Problem requirements ▸ Pick out each line below containing "MUNICIPAL".

Given records ▸
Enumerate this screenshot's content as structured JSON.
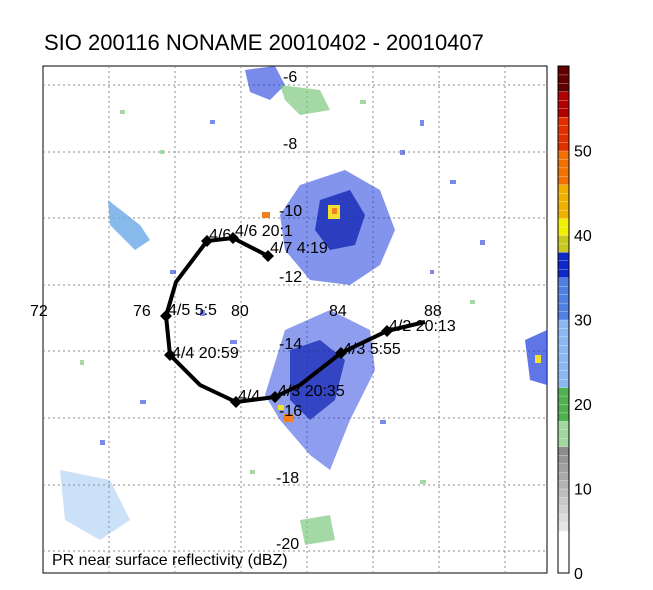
{
  "title": "SIO 200116 NONAME 20010402 - 20010407",
  "caption": "PR near surface reflectivity (dBZ)",
  "lon_labels": [
    "72",
    "76",
    "80",
    "84",
    "88"
  ],
  "lat_labels": [
    "-6",
    "-8",
    "-10",
    "-12",
    "-14",
    "-16",
    "-18",
    "-20"
  ],
  "track_labels": [
    "4/2 20:13",
    "4/3 5:55",
    "4/3 20:35",
    "4/4",
    "4/4 20:59",
    "4/5 5:5",
    "4/6",
    "4/6 20:1",
    "4/7 4:19"
  ],
  "colorbar": {
    "ticks": [
      "0",
      "10",
      "20",
      "30",
      "40",
      "50"
    ],
    "range": [
      0,
      60
    ]
  },
  "colors": {
    "track": "#000000",
    "grid": "#888888",
    "blue_echo": "#1e3cdc",
    "light_echo": "#6aa8e8",
    "green_echo": "#7ec87e",
    "yellow_echo": "#f0e030",
    "orange_echo": "#f08020"
  }
}
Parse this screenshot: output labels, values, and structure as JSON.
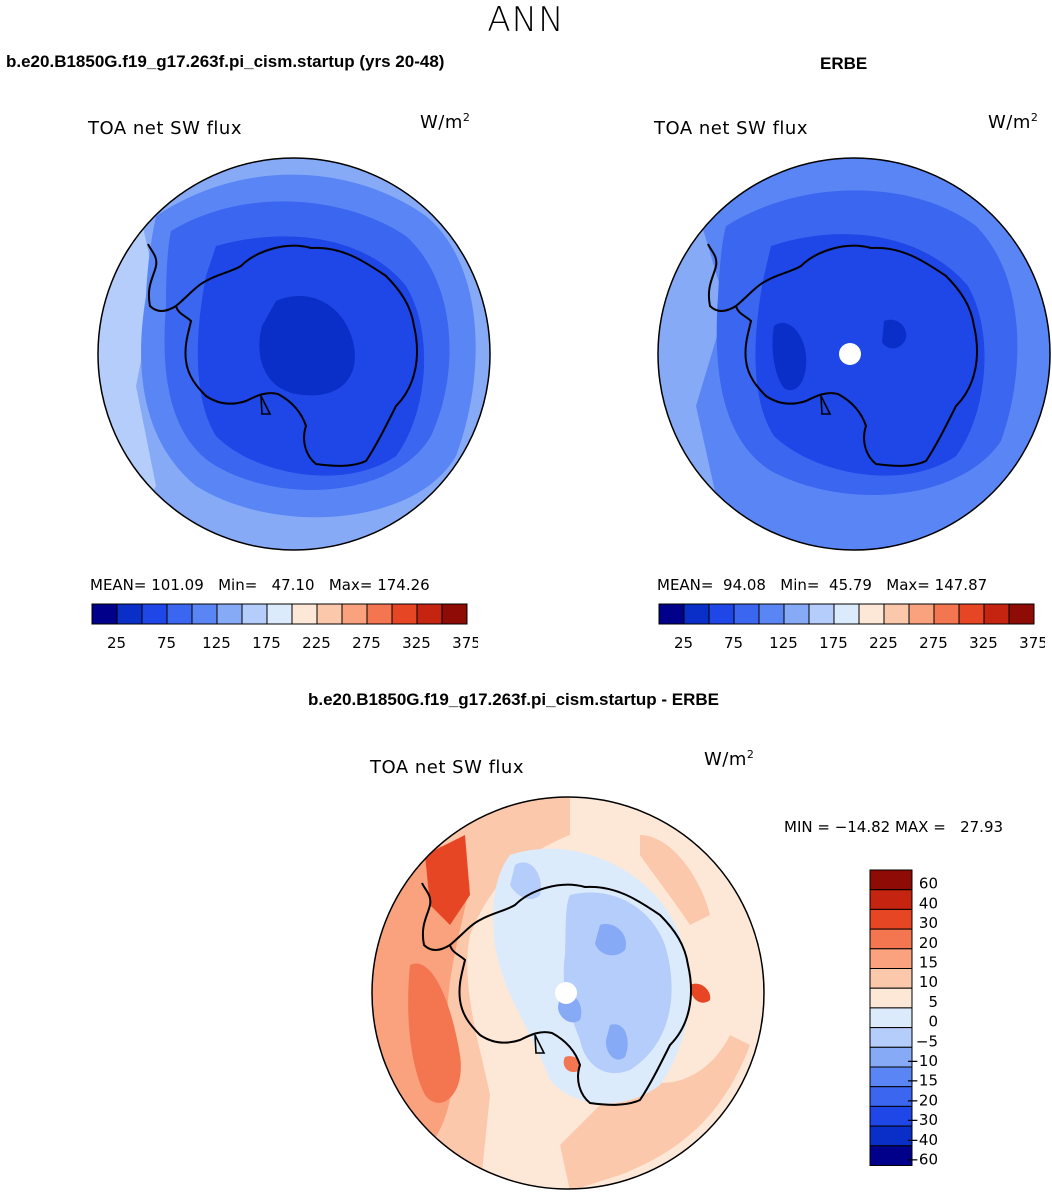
{
  "figure": {
    "main_title": "ANN",
    "model_title": "b.e20.B1850G.f19_g17.263f.pi_cism.startup (yrs 20-48)",
    "obs_title": "ERBE",
    "diff_title": "b.e20.B1850G.f19_g17.263f.pi_cism.startup - ERBE"
  },
  "chart_data": [
    {
      "type": "heatmap",
      "projection": "south-polar-stereographic",
      "variable": "TOA net SW flux",
      "units": "W/m",
      "units_superscript": "2",
      "stats": {
        "mean_label": "MEAN=",
        "mean": "101.09",
        "min_label": "Min=",
        "min": "47.10",
        "max_label": "Max=",
        "max": "174.26"
      },
      "colorbar": {
        "orientation": "horizontal",
        "levels": [
          25,
          50,
          75,
          100,
          125,
          150,
          175,
          200,
          225,
          250,
          275,
          300,
          325,
          350,
          375
        ],
        "tick_labels": [
          "25",
          "75",
          "125",
          "175",
          "225",
          "275",
          "325",
          "375"
        ],
        "colors": [
          "#00008a",
          "#0a2fc8",
          "#1f46e6",
          "#3b66f0",
          "#5a86f5",
          "#86aaf6",
          "#b5cdfa",
          "#dcebfc",
          "#fde8d8",
          "#fcc8ab",
          "#f9a27d",
          "#f47650",
          "#e74624",
          "#c42410",
          "#8e0c05"
        ]
      }
    },
    {
      "type": "heatmap",
      "projection": "south-polar-stereographic",
      "variable": "TOA net SW flux",
      "units": "W/m",
      "units_superscript": "2",
      "stats": {
        "mean_label": "MEAN=",
        "mean": "94.08",
        "min_label": "Min=",
        "min": "45.79",
        "max_label": "Max=",
        "max": "147.87"
      },
      "colorbar": {
        "orientation": "horizontal",
        "levels": [
          25,
          50,
          75,
          100,
          125,
          150,
          175,
          200,
          225,
          250,
          275,
          300,
          325,
          350,
          375
        ],
        "tick_labels": [
          "25",
          "75",
          "125",
          "175",
          "225",
          "275",
          "325",
          "375"
        ],
        "colors": [
          "#00008a",
          "#0a2fc8",
          "#1f46e6",
          "#3b66f0",
          "#5a86f5",
          "#86aaf6",
          "#b5cdfa",
          "#dcebfc",
          "#fde8d8",
          "#fcc8ab",
          "#f9a27d",
          "#f47650",
          "#e74624",
          "#c42410",
          "#8e0c05"
        ]
      }
    },
    {
      "type": "heatmap",
      "projection": "south-polar-stereographic",
      "variable": "TOA net SW flux",
      "units": "W/m",
      "units_superscript": "2",
      "stats_text": "MIN = −14.82 MAX =   27.93",
      "colorbar": {
        "orientation": "vertical",
        "tick_labels": [
          "60",
          "40",
          "30",
          "20",
          "15",
          "10",
          "5",
          "0",
          "−5",
          "−10",
          "−15",
          "−20",
          "−30",
          "−40",
          "−60"
        ],
        "colors": [
          "#8e0c05",
          "#c42410",
          "#e74624",
          "#f47650",
          "#f9a27d",
          "#fcc8ab",
          "#fde8d8",
          "#dcebfc",
          "#b5cdfa",
          "#86aaf6",
          "#5a86f5",
          "#3b66f0",
          "#1f46e6",
          "#0a2fc8",
          "#00008a"
        ]
      }
    }
  ]
}
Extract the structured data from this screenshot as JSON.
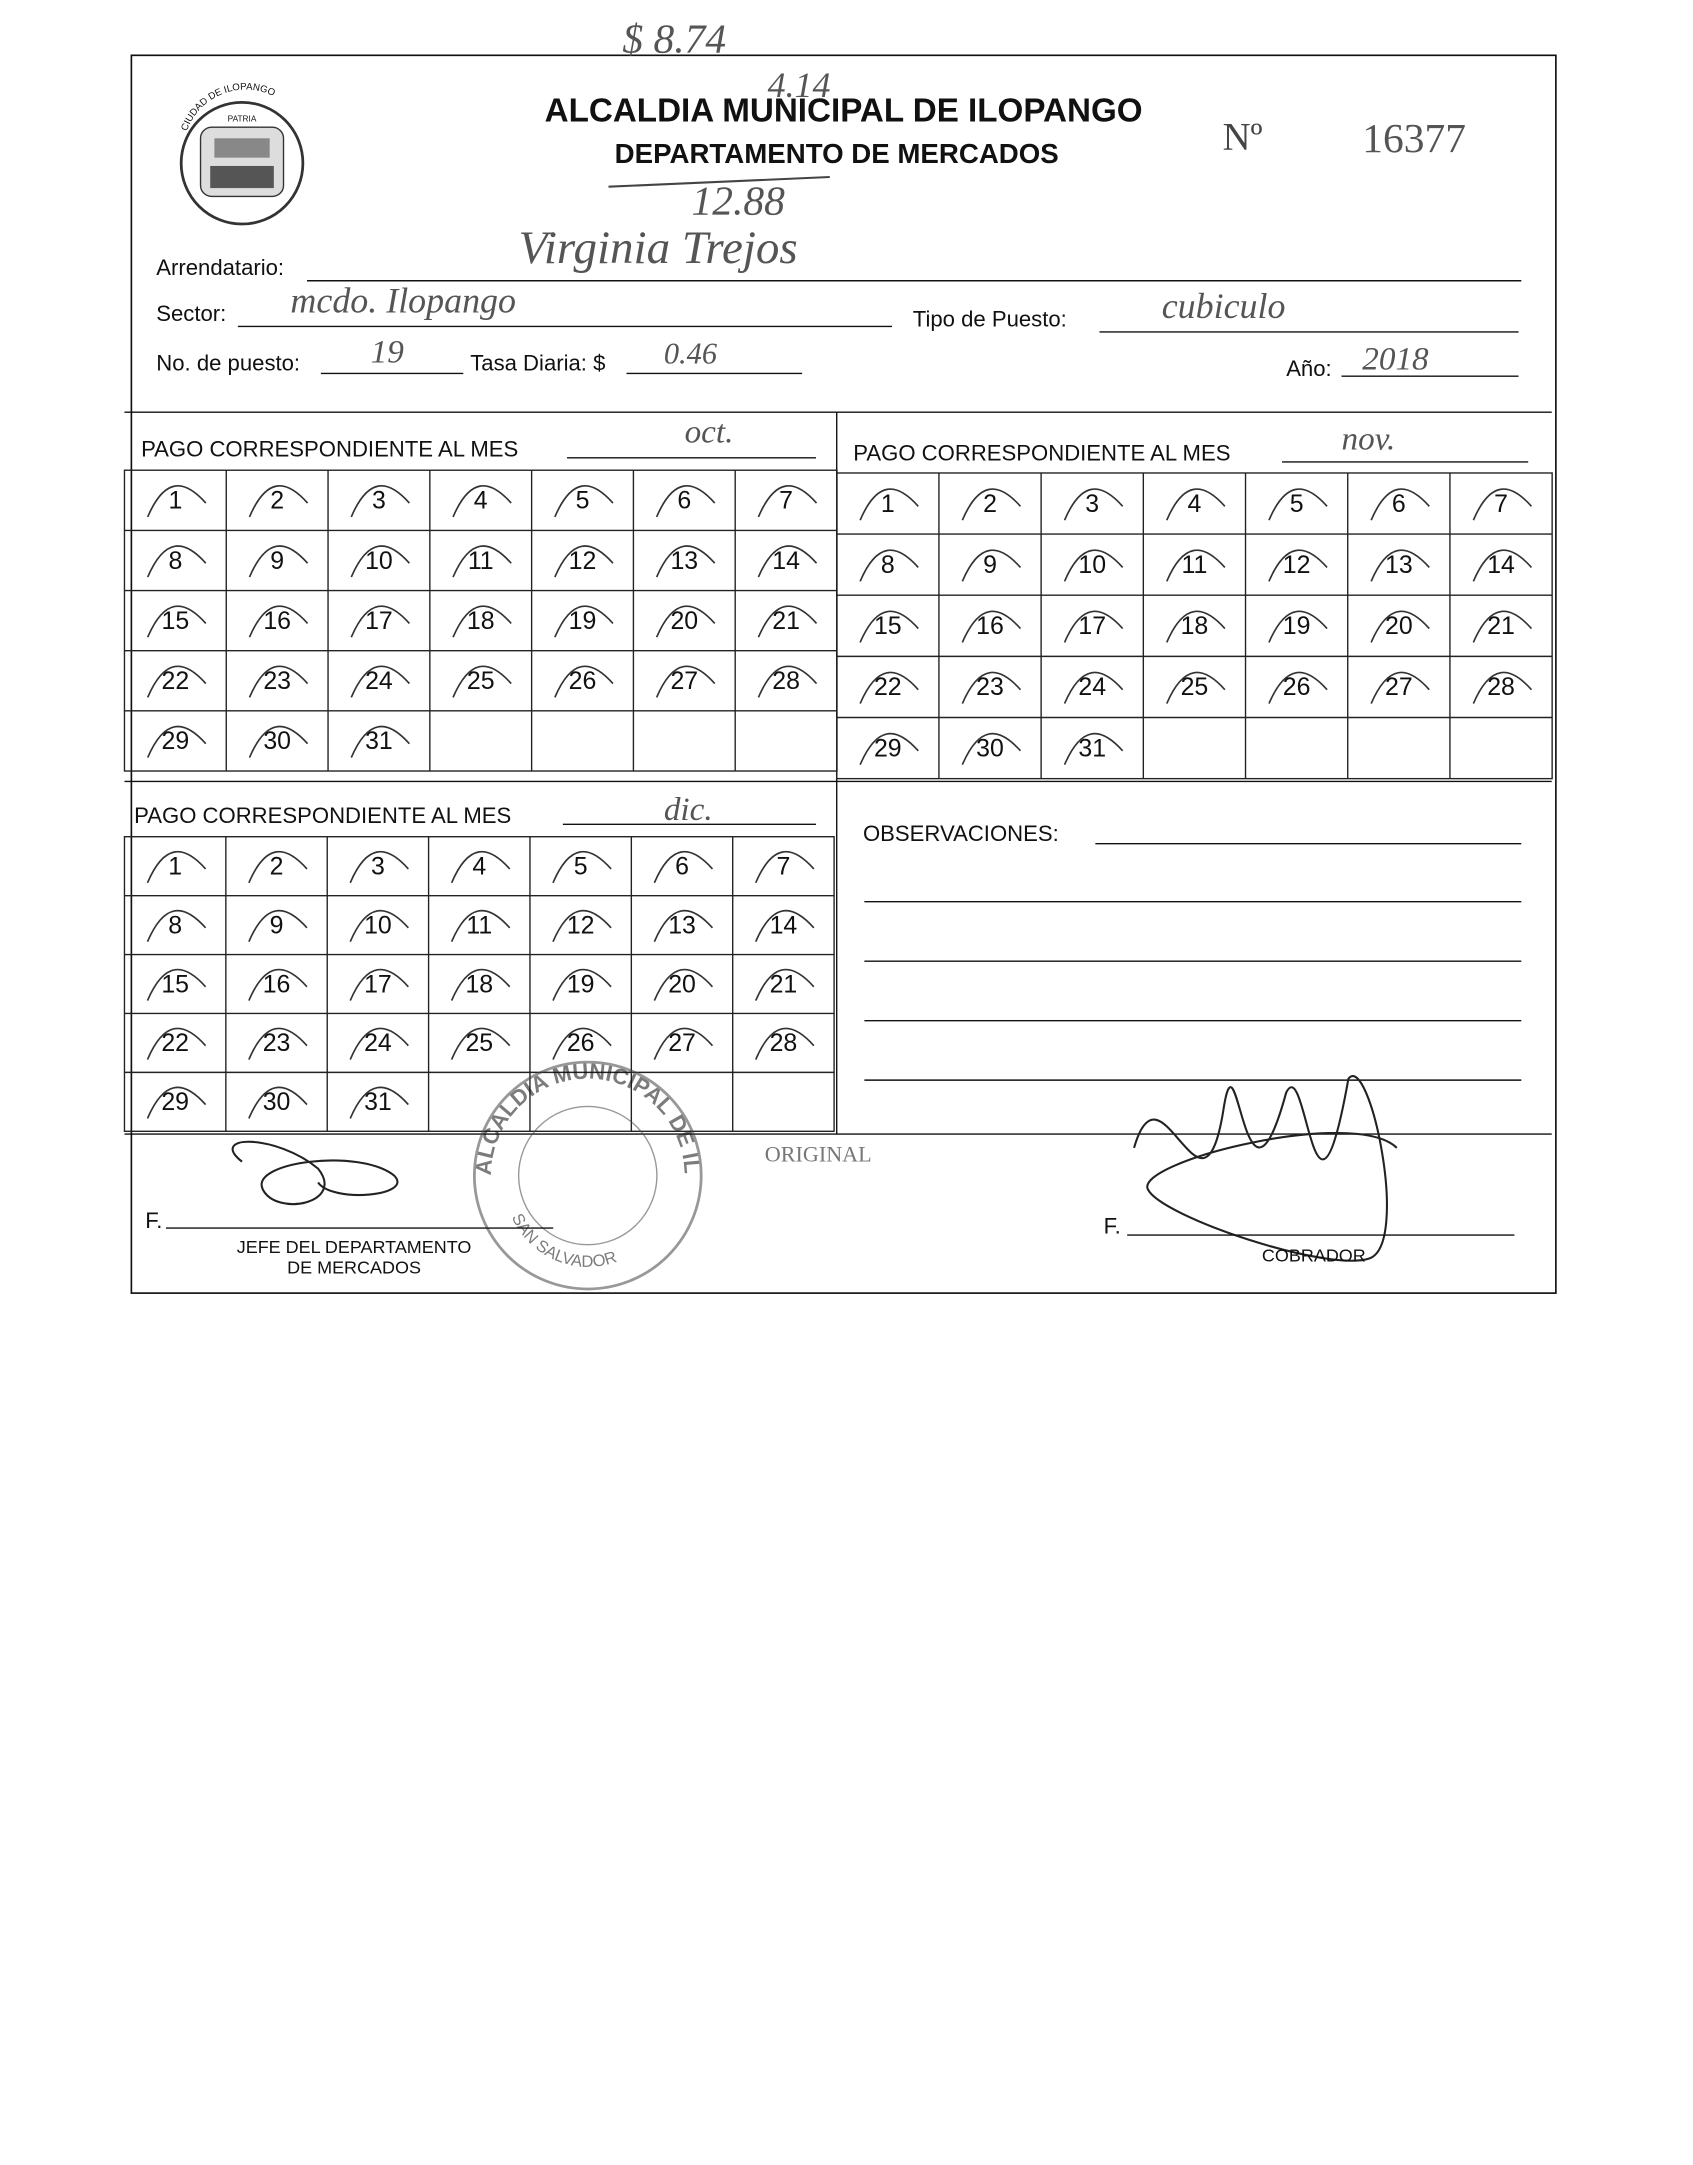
{
  "header": {
    "title": "ALCALDIA MUNICIPAL DE ILOPANGO",
    "subtitle": "DEPARTAMENTO DE MERCADOS",
    "number_label": "Nº",
    "number": "16377",
    "logo_text": "CIUDAD DE ILOPANGO",
    "logo_motto": "PATRIA"
  },
  "annotations": [
    "$ 8.74",
    "4.14",
    "12.88"
  ],
  "fields": {
    "arrendatario": {
      "label": "Arrendatario:",
      "value": "Virginia Trejos"
    },
    "sector": {
      "label": "Sector:",
      "value": "mcdo. Ilopango"
    },
    "tipo_de_puesto": {
      "label": "Tipo de Puesto:",
      "value": "cubiculo"
    },
    "no_de_puesto": {
      "label": "No. de puesto:",
      "value": "19"
    },
    "tasa_diaria": {
      "label": "Tasa Diaria: $",
      "value": "0.46"
    },
    "anio": {
      "label": "Año:",
      "value": "2018"
    }
  },
  "months": [
    {
      "label": "PAGO CORRESPONDIENTE AL MES",
      "value": "oct.",
      "days": [
        1,
        2,
        3,
        4,
        5,
        6,
        7,
        8,
        9,
        10,
        11,
        12,
        13,
        14,
        15,
        16,
        17,
        18,
        19,
        20,
        21,
        22,
        23,
        24,
        25,
        26,
        27,
        28,
        29,
        30,
        31
      ]
    },
    {
      "label": "PAGO CORRESPONDIENTE AL MES",
      "value": "nov.",
      "days": [
        1,
        2,
        3,
        4,
        5,
        6,
        7,
        8,
        9,
        10,
        11,
        12,
        13,
        14,
        15,
        16,
        17,
        18,
        19,
        20,
        21,
        22,
        23,
        24,
        25,
        26,
        27,
        28,
        29,
        30,
        31
      ]
    },
    {
      "label": "PAGO CORRESPONDIENTE AL MES",
      "value": "dic.",
      "days": [
        1,
        2,
        3,
        4,
        5,
        6,
        7,
        8,
        9,
        10,
        11,
        12,
        13,
        14,
        15,
        16,
        17,
        18,
        19,
        20,
        21,
        22,
        23,
        24,
        25,
        26,
        27,
        28,
        29,
        30,
        31
      ]
    }
  ],
  "observations": {
    "label": "OBSERVACIONES:"
  },
  "signatures": {
    "left": {
      "prefix": "F.",
      "title": [
        "JEFE DEL DEPARTAMENTO",
        "DE MERCADOS"
      ]
    },
    "right": {
      "prefix": "F.",
      "title": "COBRADOR"
    }
  },
  "stamp": {
    "text": "ORIGINAL",
    "seal": "ALCALDIA MUNICIPAL DE ILOPANGO",
    "seal_city": "SAN SALVADOR"
  }
}
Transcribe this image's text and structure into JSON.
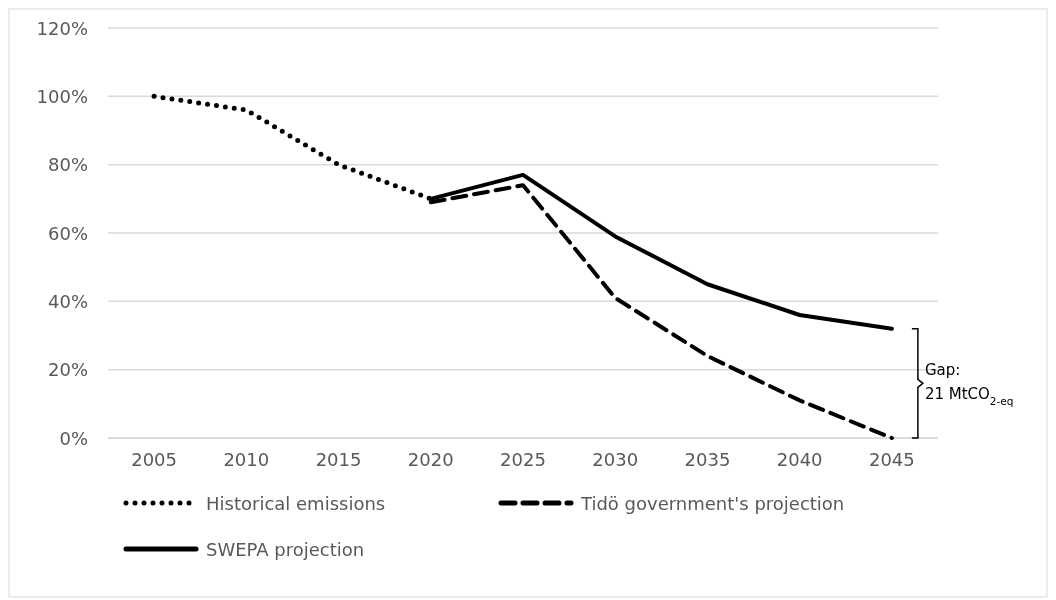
{
  "chart_data": {
    "type": "line",
    "x": [
      2005,
      2010,
      2015,
      2020,
      2025,
      2030,
      2035,
      2040,
      2045
    ],
    "xlim": [
      2002.5,
      2047.5
    ],
    "xticks": [
      2005,
      2010,
      2015,
      2020,
      2025,
      2030,
      2035,
      2040,
      2045
    ],
    "series": [
      {
        "name": "Historical emissions",
        "color": "#000000",
        "line_style": "dotted",
        "values": [
          100,
          96,
          80,
          70,
          null,
          null,
          null,
          null,
          null
        ]
      },
      {
        "name": "Tidö government's projection",
        "color": "#000000",
        "line_style": "dashed",
        "values": [
          null,
          null,
          null,
          69,
          74,
          41,
          24,
          11,
          0
        ]
      },
      {
        "name": "SWEPA projection",
        "color": "#000000",
        "line_style": "solid",
        "values": [
          null,
          null,
          null,
          70,
          77,
          59,
          45,
          36,
          32
        ]
      }
    ],
    "ylim": [
      0,
      120
    ],
    "yticks": [
      {
        "value": 0,
        "label": "0%"
      },
      {
        "value": 20,
        "label": "20%"
      },
      {
        "value": 40,
        "label": "40%"
      },
      {
        "value": 60,
        "label": "60%"
      },
      {
        "value": 80,
        "label": "80%"
      },
      {
        "value": 100,
        "label": "100%"
      },
      {
        "value": 120,
        "label": "120%"
      }
    ],
    "grid": "y",
    "legend": "bottom",
    "marker": "none",
    "annotations": [
      "Gap:",
      "21 MtCO$_{2-eq}$"
    ]
  }
}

Exercise response ▸
    "title": "ALCALDIA MUNICIPAL DE ILOPANGO",
    "seal": "ALCALDIA MUNICIPAL DE ILOPANGO",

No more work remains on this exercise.